Record list —
= = =
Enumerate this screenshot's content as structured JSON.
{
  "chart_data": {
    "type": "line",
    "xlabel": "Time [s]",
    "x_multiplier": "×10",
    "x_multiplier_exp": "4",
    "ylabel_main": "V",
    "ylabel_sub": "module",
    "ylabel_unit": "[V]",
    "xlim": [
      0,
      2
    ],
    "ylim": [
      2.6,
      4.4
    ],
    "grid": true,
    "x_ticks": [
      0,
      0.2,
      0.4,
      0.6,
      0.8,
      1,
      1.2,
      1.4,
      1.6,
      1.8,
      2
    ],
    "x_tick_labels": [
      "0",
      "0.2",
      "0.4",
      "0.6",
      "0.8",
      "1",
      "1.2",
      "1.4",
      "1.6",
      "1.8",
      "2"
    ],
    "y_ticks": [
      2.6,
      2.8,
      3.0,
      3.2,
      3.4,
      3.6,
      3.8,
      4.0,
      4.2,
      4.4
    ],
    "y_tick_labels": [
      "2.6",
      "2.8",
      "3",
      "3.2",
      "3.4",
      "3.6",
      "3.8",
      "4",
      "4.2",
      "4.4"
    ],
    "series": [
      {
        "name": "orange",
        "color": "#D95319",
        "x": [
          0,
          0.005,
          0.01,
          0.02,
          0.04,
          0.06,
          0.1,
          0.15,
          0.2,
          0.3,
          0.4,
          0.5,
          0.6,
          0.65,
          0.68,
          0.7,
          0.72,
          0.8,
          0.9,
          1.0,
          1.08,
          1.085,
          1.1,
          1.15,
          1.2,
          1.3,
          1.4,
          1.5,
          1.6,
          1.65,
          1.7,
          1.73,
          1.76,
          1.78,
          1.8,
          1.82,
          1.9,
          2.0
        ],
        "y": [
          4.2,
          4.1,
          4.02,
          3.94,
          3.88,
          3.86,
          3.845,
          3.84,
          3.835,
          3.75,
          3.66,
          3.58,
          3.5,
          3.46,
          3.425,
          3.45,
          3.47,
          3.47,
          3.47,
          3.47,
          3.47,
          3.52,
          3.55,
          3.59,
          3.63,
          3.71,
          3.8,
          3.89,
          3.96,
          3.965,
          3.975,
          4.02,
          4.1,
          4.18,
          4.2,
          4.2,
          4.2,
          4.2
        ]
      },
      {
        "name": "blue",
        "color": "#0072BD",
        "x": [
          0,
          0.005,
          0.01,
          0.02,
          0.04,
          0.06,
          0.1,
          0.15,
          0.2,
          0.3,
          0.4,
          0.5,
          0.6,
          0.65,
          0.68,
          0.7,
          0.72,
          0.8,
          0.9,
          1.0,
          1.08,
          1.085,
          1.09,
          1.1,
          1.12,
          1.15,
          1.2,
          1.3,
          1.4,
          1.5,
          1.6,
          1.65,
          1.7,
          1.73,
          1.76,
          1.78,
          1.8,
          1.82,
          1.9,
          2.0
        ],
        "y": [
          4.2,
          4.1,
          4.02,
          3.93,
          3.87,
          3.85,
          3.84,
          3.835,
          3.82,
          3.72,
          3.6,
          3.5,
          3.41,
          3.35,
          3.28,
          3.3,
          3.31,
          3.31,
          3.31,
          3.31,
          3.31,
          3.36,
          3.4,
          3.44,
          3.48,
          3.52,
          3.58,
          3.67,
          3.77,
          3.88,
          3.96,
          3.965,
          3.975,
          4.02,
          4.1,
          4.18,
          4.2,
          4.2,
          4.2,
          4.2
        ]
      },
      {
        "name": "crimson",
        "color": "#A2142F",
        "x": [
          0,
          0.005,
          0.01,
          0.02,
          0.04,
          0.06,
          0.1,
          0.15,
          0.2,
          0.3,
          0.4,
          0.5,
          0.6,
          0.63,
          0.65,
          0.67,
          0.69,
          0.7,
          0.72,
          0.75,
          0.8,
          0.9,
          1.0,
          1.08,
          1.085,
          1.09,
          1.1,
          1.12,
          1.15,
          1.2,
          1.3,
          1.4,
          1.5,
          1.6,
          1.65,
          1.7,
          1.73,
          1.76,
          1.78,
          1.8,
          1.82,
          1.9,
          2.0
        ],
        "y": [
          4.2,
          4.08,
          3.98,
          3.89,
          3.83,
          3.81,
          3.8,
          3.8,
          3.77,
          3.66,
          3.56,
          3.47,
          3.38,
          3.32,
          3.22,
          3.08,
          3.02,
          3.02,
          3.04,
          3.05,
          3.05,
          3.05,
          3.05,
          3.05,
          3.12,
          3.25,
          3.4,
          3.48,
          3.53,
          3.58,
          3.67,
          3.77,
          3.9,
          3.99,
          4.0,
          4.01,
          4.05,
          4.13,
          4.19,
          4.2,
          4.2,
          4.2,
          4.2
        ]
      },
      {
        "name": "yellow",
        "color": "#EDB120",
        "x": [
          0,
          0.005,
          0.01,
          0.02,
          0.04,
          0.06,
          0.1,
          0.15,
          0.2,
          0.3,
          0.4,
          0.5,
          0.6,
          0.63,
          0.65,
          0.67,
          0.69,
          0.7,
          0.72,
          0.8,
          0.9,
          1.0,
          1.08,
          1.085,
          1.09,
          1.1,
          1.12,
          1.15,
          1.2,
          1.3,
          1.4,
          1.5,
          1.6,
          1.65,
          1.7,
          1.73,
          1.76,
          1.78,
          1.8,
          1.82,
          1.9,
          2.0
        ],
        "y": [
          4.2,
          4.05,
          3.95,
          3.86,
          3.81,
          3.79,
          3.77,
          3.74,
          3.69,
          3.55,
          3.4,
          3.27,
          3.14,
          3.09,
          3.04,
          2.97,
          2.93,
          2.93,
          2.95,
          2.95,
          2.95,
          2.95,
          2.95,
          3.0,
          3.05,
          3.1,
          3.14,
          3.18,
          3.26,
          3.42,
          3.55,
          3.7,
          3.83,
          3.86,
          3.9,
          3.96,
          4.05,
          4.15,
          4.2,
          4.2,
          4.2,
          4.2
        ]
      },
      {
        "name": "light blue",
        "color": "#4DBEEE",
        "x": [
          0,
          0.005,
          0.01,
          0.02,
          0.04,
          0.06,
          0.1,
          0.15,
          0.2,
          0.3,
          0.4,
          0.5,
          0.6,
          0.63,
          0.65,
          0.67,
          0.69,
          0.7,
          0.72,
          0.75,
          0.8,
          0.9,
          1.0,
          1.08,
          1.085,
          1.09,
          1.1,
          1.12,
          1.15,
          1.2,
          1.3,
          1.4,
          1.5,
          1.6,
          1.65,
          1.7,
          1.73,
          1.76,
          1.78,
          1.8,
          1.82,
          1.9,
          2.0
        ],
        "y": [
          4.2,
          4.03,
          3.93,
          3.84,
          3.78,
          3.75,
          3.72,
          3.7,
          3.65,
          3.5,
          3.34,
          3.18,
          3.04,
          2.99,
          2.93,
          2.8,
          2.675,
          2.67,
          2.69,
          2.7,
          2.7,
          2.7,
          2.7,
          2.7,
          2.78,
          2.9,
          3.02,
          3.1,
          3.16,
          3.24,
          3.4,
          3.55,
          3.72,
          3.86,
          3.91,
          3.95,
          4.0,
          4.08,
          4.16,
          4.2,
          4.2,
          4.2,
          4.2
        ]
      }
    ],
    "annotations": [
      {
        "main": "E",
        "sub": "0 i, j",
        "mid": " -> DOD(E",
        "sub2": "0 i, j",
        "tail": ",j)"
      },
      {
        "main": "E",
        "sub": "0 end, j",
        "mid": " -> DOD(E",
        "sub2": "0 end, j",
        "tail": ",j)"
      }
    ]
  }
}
= = =
Task brief — Give the material above again, word for word.

Problem solution —
Enumerate this screenshot's content as structured JSON.
{
  "chart_data": {
    "type": "line",
    "xlabel": "Time [s]",
    "x_multiplier": "×10",
    "x_multiplier_exp": "4",
    "ylabel_main": "V",
    "ylabel_sub": "module",
    "ylabel_unit": "[V]",
    "xlim": [
      0,
      2
    ],
    "ylim": [
      2.6,
      4.4
    ],
    "grid": true,
    "x_ticks": [
      0,
      0.2,
      0.4,
      0.6,
      0.8,
      1,
      1.2,
      1.4,
      1.6,
      1.8,
      2
    ],
    "x_tick_labels": [
      "0",
      "0.2",
      "0.4",
      "0.6",
      "0.8",
      "1",
      "1.2",
      "1.4",
      "1.6",
      "1.8",
      "2"
    ],
    "y_ticks": [
      2.6,
      2.8,
      3.0,
      3.2,
      3.4,
      3.6,
      3.8,
      4.0,
      4.2,
      4.4
    ],
    "y_tick_labels": [
      "2.6",
      "2.8",
      "3",
      "3.2",
      "3.4",
      "3.6",
      "3.8",
      "4",
      "4.2",
      "4.4"
    ],
    "series": [
      {
        "name": "orange",
        "color": "#D95319",
        "x": [
          0,
          0.005,
          0.01,
          0.02,
          0.04,
          0.06,
          0.1,
          0.15,
          0.2,
          0.3,
          0.4,
          0.5,
          0.6,
          0.65,
          0.68,
          0.7,
          0.72,
          0.8,
          0.9,
          1.0,
          1.08,
          1.085,
          1.1,
          1.15,
          1.2,
          1.3,
          1.4,
          1.5,
          1.6,
          1.65,
          1.7,
          1.73,
          1.76,
          1.78,
          1.8,
          1.82,
          1.9,
          2.0
        ],
        "y": [
          4.2,
          4.1,
          4.02,
          3.94,
          3.88,
          3.86,
          3.845,
          3.84,
          3.835,
          3.75,
          3.66,
          3.58,
          3.5,
          3.46,
          3.425,
          3.45,
          3.47,
          3.47,
          3.47,
          3.47,
          3.47,
          3.52,
          3.55,
          3.59,
          3.63,
          3.71,
          3.8,
          3.89,
          3.96,
          3.965,
          3.975,
          4.02,
          4.1,
          4.18,
          4.2,
          4.2,
          4.2,
          4.2
        ]
      },
      {
        "name": "blue",
        "color": "#0072BD",
        "x": [
          0,
          0.005,
          0.01,
          0.02,
          0.04,
          0.06,
          0.1,
          0.15,
          0.2,
          0.3,
          0.4,
          0.5,
          0.6,
          0.65,
          0.68,
          0.7,
          0.72,
          0.8,
          0.9,
          1.0,
          1.08,
          1.085,
          1.09,
          1.1,
          1.12,
          1.15,
          1.2,
          1.3,
          1.4,
          1.5,
          1.6,
          1.65,
          1.7,
          1.73,
          1.76,
          1.78,
          1.8,
          1.82,
          1.9,
          2.0
        ],
        "y": [
          4.2,
          4.1,
          4.02,
          3.93,
          3.87,
          3.85,
          3.84,
          3.835,
          3.82,
          3.72,
          3.6,
          3.5,
          3.41,
          3.35,
          3.28,
          3.3,
          3.31,
          3.31,
          3.31,
          3.31,
          3.31,
          3.36,
          3.4,
          3.44,
          3.48,
          3.52,
          3.58,
          3.67,
          3.77,
          3.88,
          3.96,
          3.965,
          3.975,
          4.02,
          4.1,
          4.18,
          4.2,
          4.2,
          4.2,
          4.2
        ]
      },
      {
        "name": "crimson",
        "color": "#A2142F",
        "x": [
          0,
          0.005,
          0.01,
          0.02,
          0.04,
          0.06,
          0.1,
          0.15,
          0.2,
          0.3,
          0.4,
          0.5,
          0.6,
          0.63,
          0.65,
          0.67,
          0.69,
          0.7,
          0.72,
          0.75,
          0.8,
          0.9,
          1.0,
          1.08,
          1.085,
          1.09,
          1.1,
          1.12,
          1.15,
          1.2,
          1.3,
          1.4,
          1.5,
          1.6,
          1.65,
          1.7,
          1.73,
          1.76,
          1.78,
          1.8,
          1.82,
          1.9,
          2.0
        ],
        "y": [
          4.2,
          4.08,
          3.98,
          3.89,
          3.83,
          3.81,
          3.8,
          3.8,
          3.77,
          3.66,
          3.56,
          3.47,
          3.38,
          3.32,
          3.22,
          3.08,
          3.02,
          3.02,
          3.04,
          3.05,
          3.05,
          3.05,
          3.05,
          3.05,
          3.12,
          3.25,
          3.4,
          3.48,
          3.53,
          3.58,
          3.67,
          3.77,
          3.9,
          3.99,
          4.0,
          4.01,
          4.05,
          4.13,
          4.19,
          4.2,
          4.2,
          4.2,
          4.2
        ]
      },
      {
        "name": "yellow",
        "color": "#EDB120",
        "x": [
          0,
          0.005,
          0.01,
          0.02,
          0.04,
          0.06,
          0.1,
          0.15,
          0.2,
          0.3,
          0.4,
          0.5,
          0.6,
          0.63,
          0.65,
          0.67,
          0.69,
          0.7,
          0.72,
          0.8,
          0.9,
          1.0,
          1.08,
          1.085,
          1.09,
          1.1,
          1.12,
          1.15,
          1.2,
          1.3,
          1.4,
          1.5,
          1.6,
          1.65,
          1.7,
          1.73,
          1.76,
          1.78,
          1.8,
          1.82,
          1.9,
          2.0
        ],
        "y": [
          4.2,
          4.05,
          3.95,
          3.86,
          3.81,
          3.79,
          3.77,
          3.74,
          3.69,
          3.55,
          3.4,
          3.27,
          3.14,
          3.09,
          3.04,
          2.97,
          2.93,
          2.93,
          2.95,
          2.95,
          2.95,
          2.95,
          2.95,
          3.0,
          3.05,
          3.1,
          3.14,
          3.18,
          3.26,
          3.42,
          3.55,
          3.7,
          3.83,
          3.86,
          3.9,
          3.96,
          4.05,
          4.15,
          4.2,
          4.2,
          4.2,
          4.2
        ]
      },
      {
        "name": "light blue",
        "color": "#4DBEEE",
        "x": [
          0,
          0.005,
          0.01,
          0.02,
          0.04,
          0.06,
          0.1,
          0.15,
          0.2,
          0.3,
          0.4,
          0.5,
          0.6,
          0.63,
          0.65,
          0.67,
          0.69,
          0.7,
          0.72,
          0.75,
          0.8,
          0.9,
          1.0,
          1.08,
          1.085,
          1.09,
          1.1,
          1.12,
          1.15,
          1.2,
          1.3,
          1.4,
          1.5,
          1.6,
          1.65,
          1.7,
          1.73,
          1.76,
          1.78,
          1.8,
          1.82,
          1.9,
          2.0
        ],
        "y": [
          4.2,
          4.03,
          3.93,
          3.84,
          3.78,
          3.75,
          3.72,
          3.7,
          3.65,
          3.5,
          3.34,
          3.18,
          3.04,
          2.99,
          2.93,
          2.8,
          2.675,
          2.67,
          2.69,
          2.7,
          2.7,
          2.7,
          2.7,
          2.7,
          2.78,
          2.9,
          3.02,
          3.1,
          3.16,
          3.24,
          3.4,
          3.55,
          3.72,
          3.86,
          3.91,
          3.95,
          4.0,
          4.08,
          4.16,
          4.2,
          4.2,
          4.2,
          4.2
        ]
      }
    ],
    "annotations": [
      {
        "main": "E",
        "sub": "0 i, j",
        "mid": " -> DOD(E",
        "sub2": "0 i, j",
        "tail": ",j)"
      },
      {
        "main": "E",
        "sub": "0 end, j",
        "mid": " -> DOD(E",
        "sub2": "0 end, j",
        "tail": ",j)"
      }
    ]
  }
}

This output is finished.